(COMPITO SCRITTO 1):
Secondo il testo sulla speculazione, quanti miliardi in titoli di stato italiani avrebbero rastrellato diversi hedge fund in questi giorni?

(TESTO MOSTRATO):
>>>

Gli scricchiolii del sistema crescono di numero e intensità, ma non per questo la speculazione rinuncia a fare il suo gioco. Il che, come vedremo, aumenta gli scricchiolii. Ma questa è la natura del capitale: sfruttare le occasioni dal punto di vista individuale, senza alcuna preoccupazione per la tenuta dell’insieme.
Dal punto di vista bassamente “nazionale” aumentano le preoccupazioni per la possibile offensiva al ribasso sui titoli del debito pubblico italiano. L’occasione sarebbe data dall’imminente fine del governo Draghi, considerato dai “mercati” una garanzia.
Tralasciamo qui le considerazioni già fatte più volte – il PNRR, o Recovery Fund, blocca fino al 2026 ogni velleità programmatica che vada fuori da quel solco, pena disastri finanziari inenarrabili (stando alla propaganda di regime, ovvio...) – e cerchiamo di capire quanto sta accadendo.
Diversi hedge fund (fondi altamente speculativi) avrebbero in questi giorni rastrellato circa 39 miliardi in titoli di stato italiano “in prestito”, il che preparerebbe una massiccia scommessa al ribasso sul valore di quei titoli.
Tecnicamente è lo strumento delle “vendite allo scoperto”. Ci si fa prestare dei titoli o delle azioni che non si possiedono e le si rivende in grandi quantitativi provocando una caduta piuttosto violenta del prezzo. Raggiunto l’obiettivo, le si restituisce ai proprietari e si incassa la differenza tra quello che le si sarebbe dovuto pagare e il prezzo raggiunto effettivamente sul mercato.
In pratica: prendo in prestito un pacchetto di titoli che ha come prezzo 100, lo rivendo in più tranche a 99, 98, ecc. fino a 85-90, e poi lo restituisco. Tutto quello che ho venduto ad un prezzo superiore mi resta in tasca. Il vero proprietario ha sì, un titolo svalutato, ma può contare su una sicura risalita dei valori a fine speculazione.
L’unico che paga è lo Stato che ha emesso il titolo, costretto a erogare cedole o rendimenti superiori al preventivato. E questo aumenta il debito pubblico di quello Stato (l’Italia, nel caso in questione), ovvero l’unica cosa che abbiamo effettivamente “in comune” come popolazione, costringendolo a politiche di “austerità” per non aggravare il rischio finanziario.

<<<

(ELENCO FORNITO):
>>>

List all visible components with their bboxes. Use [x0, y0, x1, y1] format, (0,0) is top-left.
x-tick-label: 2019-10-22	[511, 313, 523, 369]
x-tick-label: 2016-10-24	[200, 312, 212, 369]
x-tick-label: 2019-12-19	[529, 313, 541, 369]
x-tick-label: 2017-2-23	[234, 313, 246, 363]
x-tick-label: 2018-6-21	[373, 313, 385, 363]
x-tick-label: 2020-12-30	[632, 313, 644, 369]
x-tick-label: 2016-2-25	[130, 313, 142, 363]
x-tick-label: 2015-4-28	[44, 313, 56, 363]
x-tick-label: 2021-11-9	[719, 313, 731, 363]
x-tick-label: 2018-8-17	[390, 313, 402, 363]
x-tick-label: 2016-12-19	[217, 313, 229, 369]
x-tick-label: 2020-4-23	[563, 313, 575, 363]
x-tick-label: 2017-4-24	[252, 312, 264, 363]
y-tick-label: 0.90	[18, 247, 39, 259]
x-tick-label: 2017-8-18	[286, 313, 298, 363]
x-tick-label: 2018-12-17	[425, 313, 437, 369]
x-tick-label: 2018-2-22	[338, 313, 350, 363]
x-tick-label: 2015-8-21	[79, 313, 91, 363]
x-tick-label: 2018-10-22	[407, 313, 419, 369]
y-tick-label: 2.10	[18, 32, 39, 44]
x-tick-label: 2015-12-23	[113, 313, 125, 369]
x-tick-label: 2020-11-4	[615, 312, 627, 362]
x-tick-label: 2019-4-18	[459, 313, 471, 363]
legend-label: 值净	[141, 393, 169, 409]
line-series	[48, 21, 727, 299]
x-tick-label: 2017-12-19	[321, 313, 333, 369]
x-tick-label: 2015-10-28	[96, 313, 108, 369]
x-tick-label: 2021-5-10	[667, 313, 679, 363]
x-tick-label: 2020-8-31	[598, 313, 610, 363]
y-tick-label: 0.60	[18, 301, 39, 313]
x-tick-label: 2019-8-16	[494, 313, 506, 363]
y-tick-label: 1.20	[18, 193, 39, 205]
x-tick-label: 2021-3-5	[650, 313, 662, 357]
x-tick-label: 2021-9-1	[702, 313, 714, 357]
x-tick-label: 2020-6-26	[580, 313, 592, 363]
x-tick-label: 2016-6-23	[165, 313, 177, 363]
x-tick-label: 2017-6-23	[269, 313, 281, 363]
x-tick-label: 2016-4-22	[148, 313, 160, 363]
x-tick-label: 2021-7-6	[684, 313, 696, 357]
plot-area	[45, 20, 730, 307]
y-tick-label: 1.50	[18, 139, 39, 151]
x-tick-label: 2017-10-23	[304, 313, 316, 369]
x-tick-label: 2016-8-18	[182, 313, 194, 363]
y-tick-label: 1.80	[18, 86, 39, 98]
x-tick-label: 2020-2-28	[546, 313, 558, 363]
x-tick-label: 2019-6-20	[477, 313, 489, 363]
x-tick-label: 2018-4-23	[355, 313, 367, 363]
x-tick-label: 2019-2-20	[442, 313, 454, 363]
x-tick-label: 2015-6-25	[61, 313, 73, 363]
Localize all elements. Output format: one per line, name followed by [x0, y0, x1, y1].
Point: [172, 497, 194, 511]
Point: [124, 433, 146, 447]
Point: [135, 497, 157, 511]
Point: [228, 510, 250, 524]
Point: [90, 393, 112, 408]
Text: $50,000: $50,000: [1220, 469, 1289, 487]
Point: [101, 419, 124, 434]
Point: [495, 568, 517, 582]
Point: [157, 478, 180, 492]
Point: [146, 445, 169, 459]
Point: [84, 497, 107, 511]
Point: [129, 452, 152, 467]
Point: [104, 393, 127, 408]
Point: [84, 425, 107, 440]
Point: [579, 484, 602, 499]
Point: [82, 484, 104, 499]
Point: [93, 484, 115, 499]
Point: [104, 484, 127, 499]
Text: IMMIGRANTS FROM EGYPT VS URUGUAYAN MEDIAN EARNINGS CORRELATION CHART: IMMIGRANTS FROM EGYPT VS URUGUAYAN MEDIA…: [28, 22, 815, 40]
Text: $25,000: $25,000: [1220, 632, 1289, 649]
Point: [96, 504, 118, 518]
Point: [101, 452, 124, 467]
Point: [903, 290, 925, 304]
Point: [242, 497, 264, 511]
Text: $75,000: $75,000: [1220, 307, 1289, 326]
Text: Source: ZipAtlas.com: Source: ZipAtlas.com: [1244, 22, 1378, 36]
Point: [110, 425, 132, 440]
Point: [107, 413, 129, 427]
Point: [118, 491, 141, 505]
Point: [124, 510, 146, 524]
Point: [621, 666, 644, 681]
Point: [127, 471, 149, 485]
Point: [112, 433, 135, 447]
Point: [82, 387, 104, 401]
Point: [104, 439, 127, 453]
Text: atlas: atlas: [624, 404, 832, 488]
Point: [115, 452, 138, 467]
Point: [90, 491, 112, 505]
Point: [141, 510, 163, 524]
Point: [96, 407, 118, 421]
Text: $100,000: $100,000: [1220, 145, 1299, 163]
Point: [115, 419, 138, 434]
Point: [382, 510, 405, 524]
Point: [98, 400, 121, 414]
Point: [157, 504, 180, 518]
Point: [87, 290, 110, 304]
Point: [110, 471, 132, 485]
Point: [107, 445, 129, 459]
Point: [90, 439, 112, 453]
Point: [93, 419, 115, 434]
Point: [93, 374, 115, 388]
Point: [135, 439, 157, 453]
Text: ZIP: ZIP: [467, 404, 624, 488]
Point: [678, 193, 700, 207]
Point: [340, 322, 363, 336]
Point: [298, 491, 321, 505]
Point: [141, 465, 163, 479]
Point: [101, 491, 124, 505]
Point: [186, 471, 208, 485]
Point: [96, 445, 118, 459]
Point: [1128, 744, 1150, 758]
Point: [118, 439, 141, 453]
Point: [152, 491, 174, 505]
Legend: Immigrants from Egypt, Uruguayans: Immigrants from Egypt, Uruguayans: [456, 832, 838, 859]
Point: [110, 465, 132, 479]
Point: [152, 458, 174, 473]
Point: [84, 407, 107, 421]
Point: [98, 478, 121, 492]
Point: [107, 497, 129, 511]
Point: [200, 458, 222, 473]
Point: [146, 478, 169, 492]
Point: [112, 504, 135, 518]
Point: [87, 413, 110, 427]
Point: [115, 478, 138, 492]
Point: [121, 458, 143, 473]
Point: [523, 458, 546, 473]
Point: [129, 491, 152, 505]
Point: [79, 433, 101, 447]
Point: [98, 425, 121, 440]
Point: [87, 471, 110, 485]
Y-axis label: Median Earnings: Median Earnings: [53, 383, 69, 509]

<<<

(COMPITO SCRITTO 2):
Indica soltanto il numero delle righe dell'elenco che contengono la stringa "line", distinguendo tra maiuscole e minuscole.

(RISULTATO FINALE 1):
Circa 39 miliardi.

(RISULTATO FINALE 2):
2